>> Start RECORDS FOR THIS TASK
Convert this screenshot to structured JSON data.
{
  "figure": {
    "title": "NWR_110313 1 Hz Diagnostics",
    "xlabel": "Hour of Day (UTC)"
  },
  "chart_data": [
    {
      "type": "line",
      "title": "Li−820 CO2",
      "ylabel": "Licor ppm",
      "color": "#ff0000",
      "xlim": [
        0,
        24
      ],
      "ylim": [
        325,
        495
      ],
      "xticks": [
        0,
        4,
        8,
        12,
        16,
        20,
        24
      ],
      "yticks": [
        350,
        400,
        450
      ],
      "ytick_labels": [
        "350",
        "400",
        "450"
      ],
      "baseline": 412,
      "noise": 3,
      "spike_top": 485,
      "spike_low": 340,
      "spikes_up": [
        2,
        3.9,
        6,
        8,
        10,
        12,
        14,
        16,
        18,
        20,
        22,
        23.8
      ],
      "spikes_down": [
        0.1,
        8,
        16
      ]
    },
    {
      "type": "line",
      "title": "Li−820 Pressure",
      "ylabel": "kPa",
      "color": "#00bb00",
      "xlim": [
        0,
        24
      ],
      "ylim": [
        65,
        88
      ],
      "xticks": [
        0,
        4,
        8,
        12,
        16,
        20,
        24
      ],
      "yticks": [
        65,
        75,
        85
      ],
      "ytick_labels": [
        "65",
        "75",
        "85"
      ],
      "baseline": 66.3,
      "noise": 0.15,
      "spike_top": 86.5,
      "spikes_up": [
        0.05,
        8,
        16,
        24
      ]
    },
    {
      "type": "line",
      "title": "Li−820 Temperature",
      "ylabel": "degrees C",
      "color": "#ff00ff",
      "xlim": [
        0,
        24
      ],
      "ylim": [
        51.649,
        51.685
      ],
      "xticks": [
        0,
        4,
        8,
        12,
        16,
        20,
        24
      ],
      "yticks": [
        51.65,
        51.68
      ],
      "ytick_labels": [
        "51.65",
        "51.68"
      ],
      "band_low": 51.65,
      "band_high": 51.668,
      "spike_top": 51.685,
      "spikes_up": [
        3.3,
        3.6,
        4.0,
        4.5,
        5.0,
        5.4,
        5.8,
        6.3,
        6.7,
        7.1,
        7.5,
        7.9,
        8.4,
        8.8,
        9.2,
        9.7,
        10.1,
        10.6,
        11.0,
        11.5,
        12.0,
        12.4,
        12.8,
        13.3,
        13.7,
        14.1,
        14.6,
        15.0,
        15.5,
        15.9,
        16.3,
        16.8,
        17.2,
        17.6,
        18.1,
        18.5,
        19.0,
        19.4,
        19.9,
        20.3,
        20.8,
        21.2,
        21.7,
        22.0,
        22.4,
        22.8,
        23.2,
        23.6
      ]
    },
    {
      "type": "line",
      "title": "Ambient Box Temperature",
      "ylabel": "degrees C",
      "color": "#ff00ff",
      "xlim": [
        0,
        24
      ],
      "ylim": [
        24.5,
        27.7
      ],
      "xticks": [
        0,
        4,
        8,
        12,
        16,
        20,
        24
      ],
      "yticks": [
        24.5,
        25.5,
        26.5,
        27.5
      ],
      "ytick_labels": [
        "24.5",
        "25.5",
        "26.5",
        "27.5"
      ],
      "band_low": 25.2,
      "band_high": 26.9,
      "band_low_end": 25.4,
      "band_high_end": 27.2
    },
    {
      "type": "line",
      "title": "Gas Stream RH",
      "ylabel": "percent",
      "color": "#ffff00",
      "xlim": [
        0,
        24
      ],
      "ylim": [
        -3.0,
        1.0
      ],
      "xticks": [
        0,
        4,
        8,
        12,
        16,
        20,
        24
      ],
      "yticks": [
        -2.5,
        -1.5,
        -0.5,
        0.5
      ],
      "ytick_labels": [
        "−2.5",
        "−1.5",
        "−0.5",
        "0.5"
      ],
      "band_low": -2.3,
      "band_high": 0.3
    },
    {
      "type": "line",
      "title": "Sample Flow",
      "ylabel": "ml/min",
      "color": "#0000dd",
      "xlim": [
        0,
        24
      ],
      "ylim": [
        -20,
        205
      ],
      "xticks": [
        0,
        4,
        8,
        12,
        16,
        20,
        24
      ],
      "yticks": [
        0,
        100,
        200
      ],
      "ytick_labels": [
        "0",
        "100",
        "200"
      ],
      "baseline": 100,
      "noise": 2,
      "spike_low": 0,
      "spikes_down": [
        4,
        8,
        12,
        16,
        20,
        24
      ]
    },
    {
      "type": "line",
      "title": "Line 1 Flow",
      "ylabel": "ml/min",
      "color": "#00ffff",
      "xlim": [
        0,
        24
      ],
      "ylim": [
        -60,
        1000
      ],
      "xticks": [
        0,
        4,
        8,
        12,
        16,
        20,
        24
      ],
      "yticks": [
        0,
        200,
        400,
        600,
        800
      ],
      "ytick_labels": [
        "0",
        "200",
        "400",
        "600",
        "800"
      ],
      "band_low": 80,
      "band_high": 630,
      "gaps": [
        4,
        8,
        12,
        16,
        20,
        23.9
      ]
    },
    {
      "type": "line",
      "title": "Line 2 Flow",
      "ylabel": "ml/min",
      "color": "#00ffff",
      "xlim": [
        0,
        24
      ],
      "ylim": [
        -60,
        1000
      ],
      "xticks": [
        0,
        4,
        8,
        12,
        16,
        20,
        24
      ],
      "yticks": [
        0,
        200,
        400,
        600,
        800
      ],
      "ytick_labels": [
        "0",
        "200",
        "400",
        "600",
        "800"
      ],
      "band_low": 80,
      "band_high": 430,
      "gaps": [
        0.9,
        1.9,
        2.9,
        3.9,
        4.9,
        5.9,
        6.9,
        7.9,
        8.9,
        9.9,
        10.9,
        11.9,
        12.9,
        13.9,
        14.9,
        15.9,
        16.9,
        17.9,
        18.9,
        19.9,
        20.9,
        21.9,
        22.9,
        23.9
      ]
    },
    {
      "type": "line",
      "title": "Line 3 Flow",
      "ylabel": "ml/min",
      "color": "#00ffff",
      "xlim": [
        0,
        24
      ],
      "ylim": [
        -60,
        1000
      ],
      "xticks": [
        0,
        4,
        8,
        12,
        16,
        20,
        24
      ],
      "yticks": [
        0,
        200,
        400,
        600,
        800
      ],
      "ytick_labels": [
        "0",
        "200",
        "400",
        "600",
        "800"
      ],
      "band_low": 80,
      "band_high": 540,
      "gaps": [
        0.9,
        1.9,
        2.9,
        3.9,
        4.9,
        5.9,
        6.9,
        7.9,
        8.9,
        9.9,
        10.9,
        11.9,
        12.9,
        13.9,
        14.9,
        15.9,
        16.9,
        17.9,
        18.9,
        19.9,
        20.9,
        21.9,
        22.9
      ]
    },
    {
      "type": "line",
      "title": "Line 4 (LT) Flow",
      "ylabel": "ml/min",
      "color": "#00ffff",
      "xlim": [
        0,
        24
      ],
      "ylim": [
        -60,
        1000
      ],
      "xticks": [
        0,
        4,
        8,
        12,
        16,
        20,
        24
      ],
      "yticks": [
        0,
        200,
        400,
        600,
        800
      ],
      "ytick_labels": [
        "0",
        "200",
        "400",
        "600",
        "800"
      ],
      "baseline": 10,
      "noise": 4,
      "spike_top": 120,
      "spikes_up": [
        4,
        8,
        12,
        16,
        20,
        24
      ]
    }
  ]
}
>> End RECORDS FOR THIS TASK
Your answer should be a single number: the count of lines in the entries that contain the word "Flow".

5